[start of Input for this task]
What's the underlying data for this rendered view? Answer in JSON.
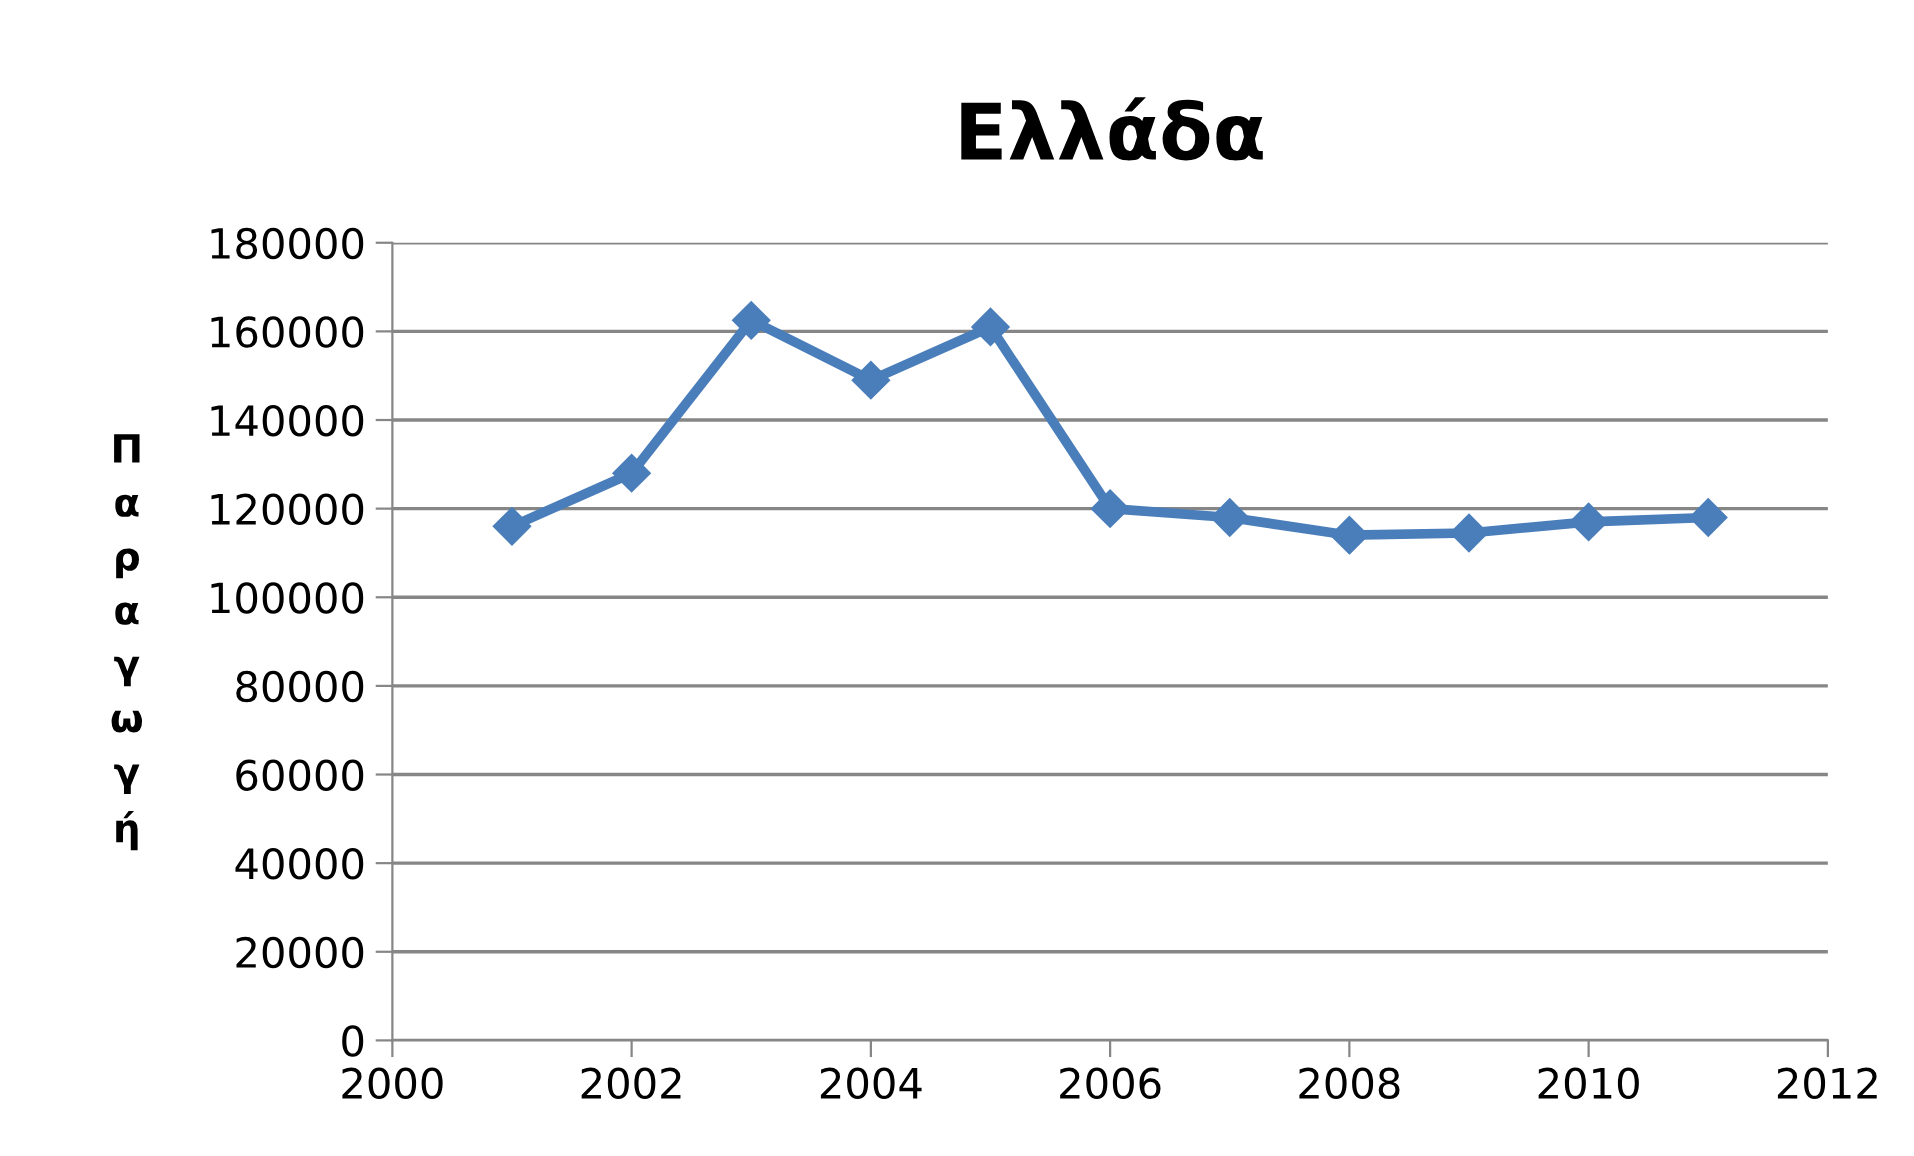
{
  "chart_data": {
    "type": "line",
    "title": "Ελλάδα",
    "ylabel": "Παραγωγή",
    "x": [
      2001,
      2002,
      2003,
      2004,
      2005,
      2006,
      2007,
      2008,
      2009,
      2010,
      2011
    ],
    "series": [
      {
        "color": "#4a7ebb",
        "values": [
          116000,
          128000,
          162500,
          149000,
          161000,
          120000,
          118000,
          114000,
          114500,
          117000,
          118000
        ]
      }
    ],
    "xlim": [
      2000,
      2012
    ],
    "xticks": [
      2000,
      2002,
      2004,
      2006,
      2008,
      2010,
      2012
    ],
    "ylim": [
      0,
      180000
    ],
    "yticks": [
      0,
      20000,
      40000,
      60000,
      80000,
      100000,
      120000,
      140000,
      160000,
      180000
    ],
    "grid": "y",
    "marker": "diamond",
    "line_style": "solid",
    "legend": false
  }
}
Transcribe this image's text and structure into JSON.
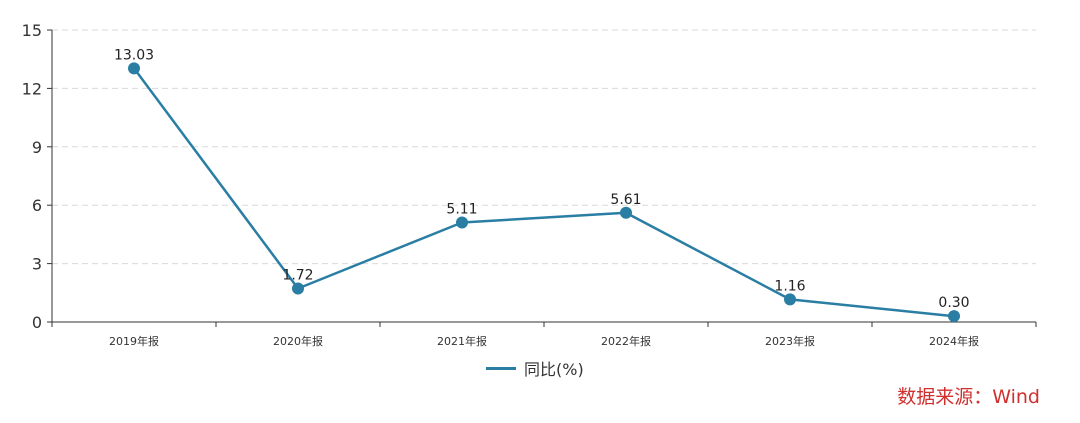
{
  "chart_data": {
    "type": "line",
    "categories": [
      "2019年报",
      "2020年报",
      "2021年报",
      "2022年报",
      "2023年报",
      "2024年报"
    ],
    "series": [
      {
        "name": "同比(%)",
        "values": [
          13.03,
          1.72,
          5.11,
          5.61,
          1.16,
          0.3
        ]
      }
    ],
    "data_labels": [
      "13.03",
      "1.72",
      "5.11",
      "5.61",
      "1.16",
      "0.30"
    ],
    "yticks": [
      "0",
      "3",
      "6",
      "9",
      "12",
      "15"
    ],
    "ylim": [
      0,
      15
    ],
    "grid": "horizontal dashed",
    "legend_position": "bottom-center",
    "title": "",
    "xlabel": "",
    "ylabel": ""
  },
  "legend": {
    "label": "同比(%)"
  },
  "source": {
    "text": "数据来源：Wind"
  },
  "colors": {
    "series": "#2a7ea3",
    "grid": "#d9d9d9",
    "axis": "#333333",
    "source": "#d0302f"
  }
}
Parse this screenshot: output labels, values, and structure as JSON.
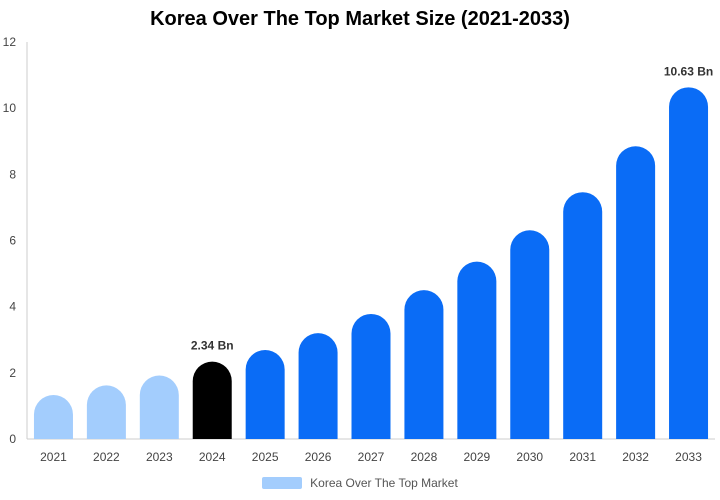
{
  "chart_data": {
    "type": "bar",
    "title": "Korea Over The Top Market Size (2021-2033)",
    "xlabel": "",
    "ylabel": "",
    "categories": [
      "2021",
      "2022",
      "2023",
      "2024",
      "2025",
      "2026",
      "2027",
      "2028",
      "2029",
      "2030",
      "2031",
      "2032",
      "2033"
    ],
    "series": [
      {
        "name": "Korea Over The Top Market",
        "values": [
          1.33,
          1.62,
          1.92,
          2.34,
          2.69,
          3.2,
          3.78,
          4.5,
          5.36,
          6.31,
          7.46,
          8.85,
          10.63
        ]
      }
    ],
    "ylim": [
      0,
      12
    ],
    "yticks": [
      0,
      2,
      4,
      6,
      8,
      10,
      12
    ],
    "grid": false,
    "legend_position": "bottom",
    "data_labels": [
      {
        "category": "2024",
        "text": "2.34 Bn"
      },
      {
        "category": "2033",
        "text": "10.63 Bn"
      }
    ],
    "colors": {
      "historical": "#a3cdfd",
      "current": "#000000",
      "forecast": "#0a6cf6",
      "axis": "#cccccc",
      "legend_swatch": "#a3cdfd"
    },
    "bar_color_by_category": {
      "2021": "#a3cdfd",
      "2022": "#a3cdfd",
      "2023": "#a3cdfd",
      "2024": "#000000",
      "2025": "#0a6cf6",
      "2026": "#0a6cf6",
      "2027": "#0a6cf6",
      "2028": "#0a6cf6",
      "2029": "#0a6cf6",
      "2030": "#0a6cf6",
      "2031": "#0a6cf6",
      "2032": "#0a6cf6",
      "2033": "#0a6cf6"
    }
  }
}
[end of Input for this task]
» **Given instruction**
Copy out all of the material exactly as written, without its pictures.

» **Exercise solution**
What's the underlying data for this rendered view? Answer in JSON.
{
  "chart_data": {
    "type": "line",
    "title": "Ελλάδα",
    "ylabel": "Παραγωγή",
    "x": [
      2001,
      2002,
      2003,
      2004,
      2005,
      2006,
      2007,
      2008,
      2009,
      2010,
      2011
    ],
    "series": [
      {
        "color": "#4a7ebb",
        "values": [
          116000,
          128000,
          162500,
          149000,
          161000,
          120000,
          118000,
          114000,
          114500,
          117000,
          118000
        ]
      }
    ],
    "xlim": [
      2000,
      2012
    ],
    "xticks": [
      2000,
      2002,
      2004,
      2006,
      2008,
      2010,
      2012
    ],
    "ylim": [
      0,
      180000
    ],
    "yticks": [
      0,
      20000,
      40000,
      60000,
      80000,
      100000,
      120000,
      140000,
      160000,
      180000
    ],
    "grid": "y",
    "marker": "diamond",
    "line_style": "solid",
    "legend": false
  }
}
Transcribe this image's text and structure into JSON.
{
  "chart_data": {
    "type": "line",
    "categories": [
      "2019年报",
      "2020年报",
      "2021年报",
      "2022年报",
      "2023年报",
      "2024年报"
    ],
    "series": [
      {
        "name": "同比(%)",
        "values": [
          13.03,
          1.72,
          5.11,
          5.61,
          1.16,
          0.3
        ]
      }
    ],
    "data_labels": [
      "13.03",
      "1.72",
      "5.11",
      "5.61",
      "1.16",
      "0.30"
    ],
    "yticks": [
      "0",
      "3",
      "6",
      "9",
      "12",
      "15"
    ],
    "ylim": [
      0,
      15
    ],
    "grid": "horizontal dashed",
    "legend_position": "bottom-center",
    "title": "",
    "xlabel": "",
    "ylabel": ""
  },
  "legend": {
    "label": "同比(%)"
  },
  "source": {
    "text": "数据来源：Wind"
  },
  "colors": {
    "series": "#2a7ea3",
    "grid": "#d9d9d9",
    "axis": "#333333",
    "source": "#d0302f"
  }
}
Parse this screenshot: output labels, values, and structure as JSON.
{
  "chart_data": {
    "type": "bar",
    "title": "Korea Over The Top Market Size (2021-2033)",
    "xlabel": "",
    "ylabel": "",
    "categories": [
      "2021",
      "2022",
      "2023",
      "2024",
      "2025",
      "2026",
      "2027",
      "2028",
      "2029",
      "2030",
      "2031",
      "2032",
      "2033"
    ],
    "series": [
      {
        "name": "Korea Over The Top Market",
        "values": [
          1.33,
          1.62,
          1.92,
          2.34,
          2.69,
          3.2,
          3.78,
          4.5,
          5.36,
          6.31,
          7.46,
          8.85,
          10.63
        ]
      }
    ],
    "ylim": [
      0,
      12
    ],
    "yticks": [
      0,
      2,
      4,
      6,
      8,
      10,
      12
    ],
    "grid": false,
    "legend_position": "bottom",
    "data_labels": [
      {
        "category": "2024",
        "text": "2.34 Bn"
      },
      {
        "category": "2033",
        "text": "10.63 Bn"
      }
    ],
    "colors": {
      "historical": "#a3cdfd",
      "current": "#000000",
      "forecast": "#0a6cf6",
      "axis": "#cccccc",
      "legend_swatch": "#a3cdfd"
    },
    "bar_color_by_category": {
      "2021": "#a3cdfd",
      "2022": "#a3cdfd",
      "2023": "#a3cdfd",
      "2024": "#000000",
      "2025": "#0a6cf6",
      "2026": "#0a6cf6",
      "2027": "#0a6cf6",
      "2028": "#0a6cf6",
      "2029": "#0a6cf6",
      "2030": "#0a6cf6",
      "2031": "#0a6cf6",
      "2032": "#0a6cf6",
      "2033": "#0a6cf6"
    }
  }
}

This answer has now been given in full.